Goal: Restate every entry word for word.

(Rows from a figure dataset)
▼▼▼
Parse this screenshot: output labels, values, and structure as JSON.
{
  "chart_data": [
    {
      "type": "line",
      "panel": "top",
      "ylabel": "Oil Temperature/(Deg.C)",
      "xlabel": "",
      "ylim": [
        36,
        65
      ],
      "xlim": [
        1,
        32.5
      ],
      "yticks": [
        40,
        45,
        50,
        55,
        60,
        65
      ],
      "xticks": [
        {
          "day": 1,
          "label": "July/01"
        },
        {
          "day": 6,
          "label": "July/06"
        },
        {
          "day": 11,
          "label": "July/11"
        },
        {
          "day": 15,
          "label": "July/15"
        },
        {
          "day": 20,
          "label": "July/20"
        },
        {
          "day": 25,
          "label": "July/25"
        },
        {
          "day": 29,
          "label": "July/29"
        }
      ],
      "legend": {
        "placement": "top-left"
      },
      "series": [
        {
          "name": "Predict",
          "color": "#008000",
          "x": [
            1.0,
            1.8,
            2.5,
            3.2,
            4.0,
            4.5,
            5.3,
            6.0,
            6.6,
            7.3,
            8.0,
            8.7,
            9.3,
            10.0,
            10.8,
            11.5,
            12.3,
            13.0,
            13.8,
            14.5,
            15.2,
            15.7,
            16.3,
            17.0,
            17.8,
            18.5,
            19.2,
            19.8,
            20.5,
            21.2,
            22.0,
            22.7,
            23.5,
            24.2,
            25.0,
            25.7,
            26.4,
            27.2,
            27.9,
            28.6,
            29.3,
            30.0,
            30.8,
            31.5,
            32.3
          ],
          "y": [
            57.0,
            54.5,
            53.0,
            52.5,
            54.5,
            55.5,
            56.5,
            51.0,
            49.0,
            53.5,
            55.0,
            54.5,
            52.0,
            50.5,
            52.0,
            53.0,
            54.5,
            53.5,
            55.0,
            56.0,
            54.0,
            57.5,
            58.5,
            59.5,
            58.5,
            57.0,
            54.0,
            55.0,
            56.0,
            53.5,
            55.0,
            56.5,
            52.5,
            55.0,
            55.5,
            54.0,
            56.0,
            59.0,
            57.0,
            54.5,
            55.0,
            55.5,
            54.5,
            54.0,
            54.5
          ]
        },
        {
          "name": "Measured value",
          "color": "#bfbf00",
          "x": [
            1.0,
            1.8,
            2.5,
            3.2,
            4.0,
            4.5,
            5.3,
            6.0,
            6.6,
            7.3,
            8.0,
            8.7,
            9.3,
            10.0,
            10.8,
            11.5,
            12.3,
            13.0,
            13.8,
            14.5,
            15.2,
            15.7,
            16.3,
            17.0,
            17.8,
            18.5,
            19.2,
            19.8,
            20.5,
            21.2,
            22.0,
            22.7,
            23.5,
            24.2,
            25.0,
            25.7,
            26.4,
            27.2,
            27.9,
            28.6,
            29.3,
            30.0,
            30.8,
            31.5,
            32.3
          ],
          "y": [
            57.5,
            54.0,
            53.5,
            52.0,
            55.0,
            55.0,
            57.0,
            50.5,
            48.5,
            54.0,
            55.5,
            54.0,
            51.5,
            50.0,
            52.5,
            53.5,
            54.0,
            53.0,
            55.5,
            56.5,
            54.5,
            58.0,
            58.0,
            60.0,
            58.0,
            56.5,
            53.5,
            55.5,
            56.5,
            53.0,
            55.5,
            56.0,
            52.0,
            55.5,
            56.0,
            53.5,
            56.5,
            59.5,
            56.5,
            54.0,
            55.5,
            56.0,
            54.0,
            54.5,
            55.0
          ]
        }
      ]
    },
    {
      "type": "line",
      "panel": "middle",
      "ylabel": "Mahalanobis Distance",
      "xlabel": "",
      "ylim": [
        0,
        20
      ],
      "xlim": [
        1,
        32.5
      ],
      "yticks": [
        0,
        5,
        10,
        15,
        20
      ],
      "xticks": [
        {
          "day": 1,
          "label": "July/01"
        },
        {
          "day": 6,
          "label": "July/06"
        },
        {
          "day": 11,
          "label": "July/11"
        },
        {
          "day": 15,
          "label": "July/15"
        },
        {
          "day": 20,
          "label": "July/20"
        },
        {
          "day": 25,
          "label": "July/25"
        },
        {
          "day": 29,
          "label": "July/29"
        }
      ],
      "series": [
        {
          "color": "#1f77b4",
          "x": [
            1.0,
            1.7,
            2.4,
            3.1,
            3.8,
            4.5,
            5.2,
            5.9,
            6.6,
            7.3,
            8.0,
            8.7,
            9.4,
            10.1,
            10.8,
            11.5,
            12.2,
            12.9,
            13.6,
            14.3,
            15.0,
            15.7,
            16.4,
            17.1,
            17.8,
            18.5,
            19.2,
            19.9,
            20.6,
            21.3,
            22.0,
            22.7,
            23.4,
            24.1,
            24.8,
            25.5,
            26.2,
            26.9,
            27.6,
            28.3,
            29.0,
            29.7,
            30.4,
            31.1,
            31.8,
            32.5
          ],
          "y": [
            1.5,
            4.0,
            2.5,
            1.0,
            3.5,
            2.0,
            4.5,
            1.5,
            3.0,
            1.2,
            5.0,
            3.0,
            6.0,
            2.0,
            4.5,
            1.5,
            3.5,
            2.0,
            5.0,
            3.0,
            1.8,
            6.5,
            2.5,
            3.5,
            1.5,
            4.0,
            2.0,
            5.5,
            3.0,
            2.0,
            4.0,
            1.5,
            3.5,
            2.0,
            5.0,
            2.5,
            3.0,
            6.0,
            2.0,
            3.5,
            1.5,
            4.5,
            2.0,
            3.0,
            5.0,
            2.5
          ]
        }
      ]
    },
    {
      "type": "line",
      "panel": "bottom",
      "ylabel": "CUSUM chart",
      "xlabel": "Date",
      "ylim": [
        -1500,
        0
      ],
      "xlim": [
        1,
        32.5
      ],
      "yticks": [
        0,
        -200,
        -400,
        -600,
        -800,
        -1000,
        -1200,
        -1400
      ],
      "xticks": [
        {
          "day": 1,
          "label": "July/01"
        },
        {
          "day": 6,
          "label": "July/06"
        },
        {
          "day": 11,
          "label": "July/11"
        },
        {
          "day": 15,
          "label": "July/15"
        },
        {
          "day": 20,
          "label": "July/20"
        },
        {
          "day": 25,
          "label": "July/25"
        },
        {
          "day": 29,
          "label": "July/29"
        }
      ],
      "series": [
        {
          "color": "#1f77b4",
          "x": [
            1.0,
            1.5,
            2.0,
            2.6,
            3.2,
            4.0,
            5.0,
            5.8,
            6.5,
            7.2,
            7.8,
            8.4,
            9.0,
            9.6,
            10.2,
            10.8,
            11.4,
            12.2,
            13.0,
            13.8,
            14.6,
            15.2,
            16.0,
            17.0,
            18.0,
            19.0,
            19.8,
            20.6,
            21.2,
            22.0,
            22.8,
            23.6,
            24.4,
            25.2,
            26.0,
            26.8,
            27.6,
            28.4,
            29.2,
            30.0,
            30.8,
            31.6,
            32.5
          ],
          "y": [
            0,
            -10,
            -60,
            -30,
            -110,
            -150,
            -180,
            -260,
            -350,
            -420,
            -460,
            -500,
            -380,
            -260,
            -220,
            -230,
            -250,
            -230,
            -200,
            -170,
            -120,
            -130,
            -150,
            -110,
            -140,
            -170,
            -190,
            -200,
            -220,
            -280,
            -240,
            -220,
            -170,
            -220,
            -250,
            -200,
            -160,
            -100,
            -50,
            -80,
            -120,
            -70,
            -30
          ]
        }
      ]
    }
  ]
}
▲▲▲
Answer to this problem:
Parse this screenshot: output labels, values, and structure as JSON.
{
  "chart_data": [
    {
      "type": "line",
      "panel": "top",
      "ylabel": "Oil Temperature/(Deg.C)",
      "xlabel": "",
      "ylim": [
        36,
        65
      ],
      "xlim": [
        1,
        32.5
      ],
      "yticks": [
        40,
        45,
        50,
        55,
        60,
        65
      ],
      "xticks": [
        {
          "day": 1,
          "label": "July/01"
        },
        {
          "day": 6,
          "label": "July/06"
        },
        {
          "day": 11,
          "label": "July/11"
        },
        {
          "day": 15,
          "label": "July/15"
        },
        {
          "day": 20,
          "label": "July/20"
        },
        {
          "day": 25,
          "label": "July/25"
        },
        {
          "day": 29,
          "label": "July/29"
        }
      ],
      "legend": {
        "placement": "top-left"
      },
      "series": [
        {
          "name": "Predict",
          "color": "#008000",
          "x": [
            1.0,
            1.8,
            2.5,
            3.2,
            4.0,
            4.5,
            5.3,
            6.0,
            6.6,
            7.3,
            8.0,
            8.7,
            9.3,
            10.0,
            10.8,
            11.5,
            12.3,
            13.0,
            13.8,
            14.5,
            15.2,
            15.7,
            16.3,
            17.0,
            17.8,
            18.5,
            19.2,
            19.8,
            20.5,
            21.2,
            22.0,
            22.7,
            23.5,
            24.2,
            25.0,
            25.7,
            26.4,
            27.2,
            27.9,
            28.6,
            29.3,
            30.0,
            30.8,
            31.5,
            32.3
          ],
          "y": [
            57.0,
            54.5,
            53.0,
            52.5,
            54.5,
            55.5,
            56.5,
            51.0,
            49.0,
            53.5,
            55.0,
            54.5,
            52.0,
            50.5,
            52.0,
            53.0,
            54.5,
            53.5,
            55.0,
            56.0,
            54.0,
            57.5,
            58.5,
            59.5,
            58.5,
            57.0,
            54.0,
            55.0,
            56.0,
            53.5,
            55.0,
            56.5,
            52.5,
            55.0,
            55.5,
            54.0,
            56.0,
            59.0,
            57.0,
            54.5,
            55.0,
            55.5,
            54.5,
            54.0,
            54.5
          ]
        },
        {
          "name": "Measured value",
          "color": "#bfbf00",
          "x": [
            1.0,
            1.8,
            2.5,
            3.2,
            4.0,
            4.5,
            5.3,
            6.0,
            6.6,
            7.3,
            8.0,
            8.7,
            9.3,
            10.0,
            10.8,
            11.5,
            12.3,
            13.0,
            13.8,
            14.5,
            15.2,
            15.7,
            16.3,
            17.0,
            17.8,
            18.5,
            19.2,
            19.8,
            20.5,
            21.2,
            22.0,
            22.7,
            23.5,
            24.2,
            25.0,
            25.7,
            26.4,
            27.2,
            27.9,
            28.6,
            29.3,
            30.0,
            30.8,
            31.5,
            32.3
          ],
          "y": [
            57.5,
            54.0,
            53.5,
            52.0,
            55.0,
            55.0,
            57.0,
            50.5,
            48.5,
            54.0,
            55.5,
            54.0,
            51.5,
            50.0,
            52.5,
            53.5,
            54.0,
            53.0,
            55.5,
            56.5,
            54.5,
            58.0,
            58.0,
            60.0,
            58.0,
            56.5,
            53.5,
            55.5,
            56.5,
            53.0,
            55.5,
            56.0,
            52.0,
            55.5,
            56.0,
            53.5,
            56.5,
            59.5,
            56.5,
            54.0,
            55.5,
            56.0,
            54.0,
            54.5,
            55.0
          ]
        }
      ]
    },
    {
      "type": "line",
      "panel": "middle",
      "ylabel": "Mahalanobis Distance",
      "xlabel": "",
      "ylim": [
        0,
        20
      ],
      "xlim": [
        1,
        32.5
      ],
      "yticks": [
        0,
        5,
        10,
        15,
        20
      ],
      "xticks": [
        {
          "day": 1,
          "label": "July/01"
        },
        {
          "day": 6,
          "label": "July/06"
        },
        {
          "day": 11,
          "label": "July/11"
        },
        {
          "day": 15,
          "label": "July/15"
        },
        {
          "day": 20,
          "label": "July/20"
        },
        {
          "day": 25,
          "label": "July/25"
        },
        {
          "day": 29,
          "label": "July/29"
        }
      ],
      "series": [
        {
          "color": "#1f77b4",
          "x": [
            1.0,
            1.7,
            2.4,
            3.1,
            3.8,
            4.5,
            5.2,
            5.9,
            6.6,
            7.3,
            8.0,
            8.7,
            9.4,
            10.1,
            10.8,
            11.5,
            12.2,
            12.9,
            13.6,
            14.3,
            15.0,
            15.7,
            16.4,
            17.1,
            17.8,
            18.5,
            19.2,
            19.9,
            20.6,
            21.3,
            22.0,
            22.7,
            23.4,
            24.1,
            24.8,
            25.5,
            26.2,
            26.9,
            27.6,
            28.3,
            29.0,
            29.7,
            30.4,
            31.1,
            31.8,
            32.5
          ],
          "y": [
            1.5,
            4.0,
            2.5,
            1.0,
            3.5,
            2.0,
            4.5,
            1.5,
            3.0,
            1.2,
            5.0,
            3.0,
            6.0,
            2.0,
            4.5,
            1.5,
            3.5,
            2.0,
            5.0,
            3.0,
            1.8,
            6.5,
            2.5,
            3.5,
            1.5,
            4.0,
            2.0,
            5.5,
            3.0,
            2.0,
            4.0,
            1.5,
            3.5,
            2.0,
            5.0,
            2.5,
            3.0,
            6.0,
            2.0,
            3.5,
            1.5,
            4.5,
            2.0,
            3.0,
            5.0,
            2.5
          ]
        }
      ]
    },
    {
      "type": "line",
      "panel": "bottom",
      "ylabel": "CUSUM chart",
      "xlabel": "Date",
      "ylim": [
        -1500,
        0
      ],
      "xlim": [
        1,
        32.5
      ],
      "yticks": [
        0,
        -200,
        -400,
        -600,
        -800,
        -1000,
        -1200,
        -1400
      ],
      "xticks": [
        {
          "day": 1,
          "label": "July/01"
        },
        {
          "day": 6,
          "label": "July/06"
        },
        {
          "day": 11,
          "label": "July/11"
        },
        {
          "day": 15,
          "label": "July/15"
        },
        {
          "day": 20,
          "label": "July/20"
        },
        {
          "day": 25,
          "label": "July/25"
        },
        {
          "day": 29,
          "label": "July/29"
        }
      ],
      "series": [
        {
          "color": "#1f77b4",
          "x": [
            1.0,
            1.5,
            2.0,
            2.6,
            3.2,
            4.0,
            5.0,
            5.8,
            6.5,
            7.2,
            7.8,
            8.4,
            9.0,
            9.6,
            10.2,
            10.8,
            11.4,
            12.2,
            13.0,
            13.8,
            14.6,
            15.2,
            16.0,
            17.0,
            18.0,
            19.0,
            19.8,
            20.6,
            21.2,
            22.0,
            22.8,
            23.6,
            24.4,
            25.2,
            26.0,
            26.8,
            27.6,
            28.4,
            29.2,
            30.0,
            30.8,
            31.6,
            32.5
          ],
          "y": [
            0,
            -10,
            -60,
            -30,
            -110,
            -150,
            -180,
            -260,
            -350,
            -420,
            -460,
            -500,
            -380,
            -260,
            -220,
            -230,
            -250,
            -230,
            -200,
            -170,
            -120,
            -130,
            -150,
            -110,
            -140,
            -170,
            -190,
            -200,
            -220,
            -280,
            -240,
            -220,
            -170,
            -220,
            -250,
            -200,
            -160,
            -100,
            -50,
            -80,
            -120,
            -70,
            -30
          ]
        }
      ]
    }
  ]
}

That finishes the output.